[Records supplied]
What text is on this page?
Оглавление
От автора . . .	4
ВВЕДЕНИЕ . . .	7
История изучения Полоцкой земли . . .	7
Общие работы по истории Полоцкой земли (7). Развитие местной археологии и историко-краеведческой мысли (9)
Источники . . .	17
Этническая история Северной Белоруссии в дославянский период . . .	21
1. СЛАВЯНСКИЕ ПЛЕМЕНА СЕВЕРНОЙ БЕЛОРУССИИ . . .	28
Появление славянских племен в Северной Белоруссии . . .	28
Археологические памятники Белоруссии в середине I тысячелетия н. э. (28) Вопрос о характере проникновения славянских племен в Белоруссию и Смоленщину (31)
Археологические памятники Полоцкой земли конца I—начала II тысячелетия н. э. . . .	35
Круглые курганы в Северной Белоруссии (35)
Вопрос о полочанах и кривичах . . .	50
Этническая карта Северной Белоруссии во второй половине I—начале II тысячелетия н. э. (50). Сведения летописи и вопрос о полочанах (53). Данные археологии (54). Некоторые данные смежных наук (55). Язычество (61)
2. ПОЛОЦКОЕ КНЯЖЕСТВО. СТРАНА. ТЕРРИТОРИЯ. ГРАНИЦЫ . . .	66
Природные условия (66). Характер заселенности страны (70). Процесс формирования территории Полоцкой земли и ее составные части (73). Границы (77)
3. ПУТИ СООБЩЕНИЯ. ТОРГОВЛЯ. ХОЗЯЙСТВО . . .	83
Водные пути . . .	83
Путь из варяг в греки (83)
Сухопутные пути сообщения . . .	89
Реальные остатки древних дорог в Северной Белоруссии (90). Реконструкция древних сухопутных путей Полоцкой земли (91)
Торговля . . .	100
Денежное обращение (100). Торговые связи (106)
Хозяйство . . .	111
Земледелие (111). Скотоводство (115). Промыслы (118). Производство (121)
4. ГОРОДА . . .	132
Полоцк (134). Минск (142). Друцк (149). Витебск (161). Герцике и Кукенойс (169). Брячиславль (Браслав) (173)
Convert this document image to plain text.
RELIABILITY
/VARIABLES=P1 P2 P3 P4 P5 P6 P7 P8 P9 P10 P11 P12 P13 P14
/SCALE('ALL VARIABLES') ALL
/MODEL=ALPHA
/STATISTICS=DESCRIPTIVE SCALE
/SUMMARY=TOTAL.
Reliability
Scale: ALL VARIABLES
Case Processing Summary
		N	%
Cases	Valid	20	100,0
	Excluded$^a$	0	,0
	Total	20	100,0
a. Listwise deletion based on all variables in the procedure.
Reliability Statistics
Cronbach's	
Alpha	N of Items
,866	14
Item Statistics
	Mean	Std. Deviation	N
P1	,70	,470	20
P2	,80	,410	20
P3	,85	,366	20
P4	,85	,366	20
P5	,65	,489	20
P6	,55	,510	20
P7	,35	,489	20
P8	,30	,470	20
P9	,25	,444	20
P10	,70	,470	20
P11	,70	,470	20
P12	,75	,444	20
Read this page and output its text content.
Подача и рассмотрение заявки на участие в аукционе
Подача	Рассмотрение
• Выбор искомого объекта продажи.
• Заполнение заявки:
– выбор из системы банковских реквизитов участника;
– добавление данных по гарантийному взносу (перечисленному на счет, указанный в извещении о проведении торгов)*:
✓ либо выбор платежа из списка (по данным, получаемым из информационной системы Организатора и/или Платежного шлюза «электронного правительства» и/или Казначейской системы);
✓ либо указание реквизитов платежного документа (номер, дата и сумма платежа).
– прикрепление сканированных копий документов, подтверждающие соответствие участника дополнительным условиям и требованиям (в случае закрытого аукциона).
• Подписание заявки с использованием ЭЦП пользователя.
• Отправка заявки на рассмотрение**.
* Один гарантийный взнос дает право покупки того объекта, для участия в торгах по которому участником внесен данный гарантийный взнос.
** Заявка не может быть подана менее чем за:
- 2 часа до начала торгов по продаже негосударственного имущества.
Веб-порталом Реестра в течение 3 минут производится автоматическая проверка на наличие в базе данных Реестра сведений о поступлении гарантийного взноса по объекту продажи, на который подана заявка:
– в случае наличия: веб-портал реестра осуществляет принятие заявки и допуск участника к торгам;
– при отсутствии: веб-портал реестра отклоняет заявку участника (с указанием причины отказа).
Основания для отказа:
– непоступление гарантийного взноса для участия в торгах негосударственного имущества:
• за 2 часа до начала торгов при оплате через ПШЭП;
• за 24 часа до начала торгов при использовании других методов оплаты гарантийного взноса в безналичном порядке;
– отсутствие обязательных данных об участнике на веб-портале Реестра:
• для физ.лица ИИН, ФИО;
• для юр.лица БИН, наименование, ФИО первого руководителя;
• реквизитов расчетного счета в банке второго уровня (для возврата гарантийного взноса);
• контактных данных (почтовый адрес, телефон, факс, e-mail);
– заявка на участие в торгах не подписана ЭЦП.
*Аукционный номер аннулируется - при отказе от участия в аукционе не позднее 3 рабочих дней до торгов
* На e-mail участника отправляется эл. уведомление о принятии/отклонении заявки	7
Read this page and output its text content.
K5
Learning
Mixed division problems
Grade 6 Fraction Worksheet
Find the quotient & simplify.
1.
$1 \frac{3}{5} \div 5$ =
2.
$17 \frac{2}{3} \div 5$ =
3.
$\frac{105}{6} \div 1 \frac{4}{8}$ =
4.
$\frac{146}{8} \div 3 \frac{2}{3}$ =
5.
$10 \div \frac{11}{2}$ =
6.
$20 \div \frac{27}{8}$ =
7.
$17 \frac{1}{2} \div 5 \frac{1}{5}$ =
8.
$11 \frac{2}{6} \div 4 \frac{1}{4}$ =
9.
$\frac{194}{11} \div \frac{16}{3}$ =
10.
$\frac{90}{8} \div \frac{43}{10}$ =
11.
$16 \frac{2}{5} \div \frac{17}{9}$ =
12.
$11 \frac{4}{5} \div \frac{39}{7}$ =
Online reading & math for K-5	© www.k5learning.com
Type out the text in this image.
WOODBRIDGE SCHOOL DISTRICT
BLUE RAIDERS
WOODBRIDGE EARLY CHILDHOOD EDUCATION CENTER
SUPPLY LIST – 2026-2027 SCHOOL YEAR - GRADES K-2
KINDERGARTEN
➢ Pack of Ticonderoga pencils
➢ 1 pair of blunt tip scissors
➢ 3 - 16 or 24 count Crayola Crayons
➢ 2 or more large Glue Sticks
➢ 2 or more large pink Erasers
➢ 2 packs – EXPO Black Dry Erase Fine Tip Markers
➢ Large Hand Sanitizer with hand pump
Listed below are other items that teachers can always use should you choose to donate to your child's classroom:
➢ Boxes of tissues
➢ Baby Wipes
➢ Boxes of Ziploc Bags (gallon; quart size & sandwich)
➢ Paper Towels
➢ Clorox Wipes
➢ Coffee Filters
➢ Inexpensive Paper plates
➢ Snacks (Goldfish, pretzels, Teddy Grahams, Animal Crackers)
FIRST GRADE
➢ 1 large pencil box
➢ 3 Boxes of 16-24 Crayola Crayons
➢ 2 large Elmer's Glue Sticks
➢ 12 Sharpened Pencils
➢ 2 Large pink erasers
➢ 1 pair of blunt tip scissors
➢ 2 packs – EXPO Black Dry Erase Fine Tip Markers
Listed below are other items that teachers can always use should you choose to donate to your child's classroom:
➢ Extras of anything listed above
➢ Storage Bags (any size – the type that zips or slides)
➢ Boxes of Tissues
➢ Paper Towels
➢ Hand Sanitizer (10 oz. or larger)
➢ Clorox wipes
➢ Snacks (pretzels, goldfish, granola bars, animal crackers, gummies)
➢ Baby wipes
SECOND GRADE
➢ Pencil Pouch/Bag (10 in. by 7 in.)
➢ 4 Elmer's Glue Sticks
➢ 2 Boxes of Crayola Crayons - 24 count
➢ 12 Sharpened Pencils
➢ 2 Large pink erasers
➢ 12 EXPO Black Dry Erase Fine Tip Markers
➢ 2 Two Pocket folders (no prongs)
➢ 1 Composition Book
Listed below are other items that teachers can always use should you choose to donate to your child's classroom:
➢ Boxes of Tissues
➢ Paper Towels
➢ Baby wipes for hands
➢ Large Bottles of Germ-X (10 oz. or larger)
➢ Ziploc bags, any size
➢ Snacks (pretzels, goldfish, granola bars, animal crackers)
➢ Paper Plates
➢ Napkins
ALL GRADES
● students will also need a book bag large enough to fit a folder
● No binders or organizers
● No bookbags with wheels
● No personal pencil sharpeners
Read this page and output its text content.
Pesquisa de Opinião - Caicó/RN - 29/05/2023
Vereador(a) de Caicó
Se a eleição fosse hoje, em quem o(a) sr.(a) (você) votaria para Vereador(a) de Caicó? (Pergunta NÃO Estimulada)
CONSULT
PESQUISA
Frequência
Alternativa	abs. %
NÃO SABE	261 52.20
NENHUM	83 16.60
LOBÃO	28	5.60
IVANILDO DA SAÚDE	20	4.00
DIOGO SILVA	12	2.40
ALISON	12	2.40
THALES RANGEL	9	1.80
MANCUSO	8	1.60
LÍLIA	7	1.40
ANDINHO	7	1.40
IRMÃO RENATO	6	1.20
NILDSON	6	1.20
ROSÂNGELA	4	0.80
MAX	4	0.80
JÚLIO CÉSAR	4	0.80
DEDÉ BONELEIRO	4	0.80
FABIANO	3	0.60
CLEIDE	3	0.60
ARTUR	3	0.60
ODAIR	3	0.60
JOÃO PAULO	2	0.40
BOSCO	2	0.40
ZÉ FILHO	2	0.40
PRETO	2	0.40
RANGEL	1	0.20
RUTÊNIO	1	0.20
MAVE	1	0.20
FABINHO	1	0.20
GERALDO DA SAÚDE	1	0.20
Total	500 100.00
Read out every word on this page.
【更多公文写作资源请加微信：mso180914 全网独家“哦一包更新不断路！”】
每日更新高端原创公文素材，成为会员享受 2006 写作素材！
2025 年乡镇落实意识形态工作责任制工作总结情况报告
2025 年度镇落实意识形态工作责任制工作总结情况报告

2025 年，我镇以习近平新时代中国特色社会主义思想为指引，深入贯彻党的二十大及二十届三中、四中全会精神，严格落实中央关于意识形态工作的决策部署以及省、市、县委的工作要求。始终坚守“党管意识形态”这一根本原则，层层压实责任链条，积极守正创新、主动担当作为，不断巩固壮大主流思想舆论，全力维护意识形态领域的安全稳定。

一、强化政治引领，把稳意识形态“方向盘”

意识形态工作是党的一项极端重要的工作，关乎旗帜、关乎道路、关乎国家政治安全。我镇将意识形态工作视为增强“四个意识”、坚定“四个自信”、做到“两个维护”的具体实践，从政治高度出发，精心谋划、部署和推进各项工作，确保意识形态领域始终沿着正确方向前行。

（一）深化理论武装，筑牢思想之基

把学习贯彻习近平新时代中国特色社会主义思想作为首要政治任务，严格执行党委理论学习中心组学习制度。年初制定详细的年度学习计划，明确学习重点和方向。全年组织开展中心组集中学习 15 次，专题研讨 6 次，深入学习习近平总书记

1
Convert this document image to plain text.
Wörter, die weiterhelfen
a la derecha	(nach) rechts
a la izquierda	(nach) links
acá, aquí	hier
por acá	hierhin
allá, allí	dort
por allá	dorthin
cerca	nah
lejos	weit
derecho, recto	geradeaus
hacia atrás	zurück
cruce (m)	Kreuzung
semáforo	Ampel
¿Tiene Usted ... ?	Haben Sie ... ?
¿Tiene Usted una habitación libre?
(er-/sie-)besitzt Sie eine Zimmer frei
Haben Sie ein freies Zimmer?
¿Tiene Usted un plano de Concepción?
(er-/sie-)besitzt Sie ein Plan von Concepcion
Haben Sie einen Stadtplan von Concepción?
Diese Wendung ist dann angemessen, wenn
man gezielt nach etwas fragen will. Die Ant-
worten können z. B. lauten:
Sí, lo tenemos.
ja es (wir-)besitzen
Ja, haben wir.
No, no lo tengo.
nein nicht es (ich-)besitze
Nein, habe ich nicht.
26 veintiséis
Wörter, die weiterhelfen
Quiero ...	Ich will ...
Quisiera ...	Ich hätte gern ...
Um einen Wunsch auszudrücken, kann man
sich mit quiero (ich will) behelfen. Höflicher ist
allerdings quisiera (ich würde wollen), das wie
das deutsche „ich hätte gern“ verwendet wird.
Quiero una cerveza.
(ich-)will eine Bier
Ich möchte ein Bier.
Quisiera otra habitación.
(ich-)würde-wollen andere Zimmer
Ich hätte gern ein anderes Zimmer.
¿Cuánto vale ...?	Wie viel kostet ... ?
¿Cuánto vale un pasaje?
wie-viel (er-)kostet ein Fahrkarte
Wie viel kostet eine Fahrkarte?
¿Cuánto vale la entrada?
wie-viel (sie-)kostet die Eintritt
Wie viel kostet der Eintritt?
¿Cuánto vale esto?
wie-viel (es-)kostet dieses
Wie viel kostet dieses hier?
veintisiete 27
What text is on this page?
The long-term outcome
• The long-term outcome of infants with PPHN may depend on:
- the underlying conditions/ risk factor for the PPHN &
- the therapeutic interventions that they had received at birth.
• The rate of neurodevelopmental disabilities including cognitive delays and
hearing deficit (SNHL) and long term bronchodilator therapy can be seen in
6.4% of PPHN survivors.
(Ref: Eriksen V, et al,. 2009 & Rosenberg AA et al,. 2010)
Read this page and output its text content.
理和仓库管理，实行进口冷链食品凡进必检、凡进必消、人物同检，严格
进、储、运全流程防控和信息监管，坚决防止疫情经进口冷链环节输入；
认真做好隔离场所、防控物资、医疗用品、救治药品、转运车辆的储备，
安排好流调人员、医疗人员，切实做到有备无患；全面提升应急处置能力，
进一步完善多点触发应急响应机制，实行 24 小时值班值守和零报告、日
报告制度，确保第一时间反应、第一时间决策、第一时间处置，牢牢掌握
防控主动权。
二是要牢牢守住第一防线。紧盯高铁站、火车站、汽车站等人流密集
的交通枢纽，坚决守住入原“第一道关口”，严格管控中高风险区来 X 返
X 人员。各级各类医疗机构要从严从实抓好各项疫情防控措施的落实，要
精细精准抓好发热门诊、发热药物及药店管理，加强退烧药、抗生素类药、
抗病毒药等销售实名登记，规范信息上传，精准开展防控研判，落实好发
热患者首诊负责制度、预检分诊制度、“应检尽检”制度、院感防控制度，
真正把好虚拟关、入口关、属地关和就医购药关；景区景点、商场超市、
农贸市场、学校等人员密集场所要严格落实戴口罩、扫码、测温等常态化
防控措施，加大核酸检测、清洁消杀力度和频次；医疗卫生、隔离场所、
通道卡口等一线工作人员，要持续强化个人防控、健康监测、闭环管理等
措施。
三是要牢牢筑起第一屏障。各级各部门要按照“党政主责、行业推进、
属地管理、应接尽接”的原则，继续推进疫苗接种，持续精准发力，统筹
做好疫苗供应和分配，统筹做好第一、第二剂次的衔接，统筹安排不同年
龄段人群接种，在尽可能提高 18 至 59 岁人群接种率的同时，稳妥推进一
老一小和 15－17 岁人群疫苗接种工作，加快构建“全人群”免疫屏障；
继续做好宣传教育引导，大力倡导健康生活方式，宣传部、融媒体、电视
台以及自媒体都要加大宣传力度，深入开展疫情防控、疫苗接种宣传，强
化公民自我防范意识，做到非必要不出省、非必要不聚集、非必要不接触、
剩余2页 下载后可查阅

[Exercise aim] State the number of lines holding the word "Fahrkarte" in the listing. Add nothing else.

[Output for this task] 2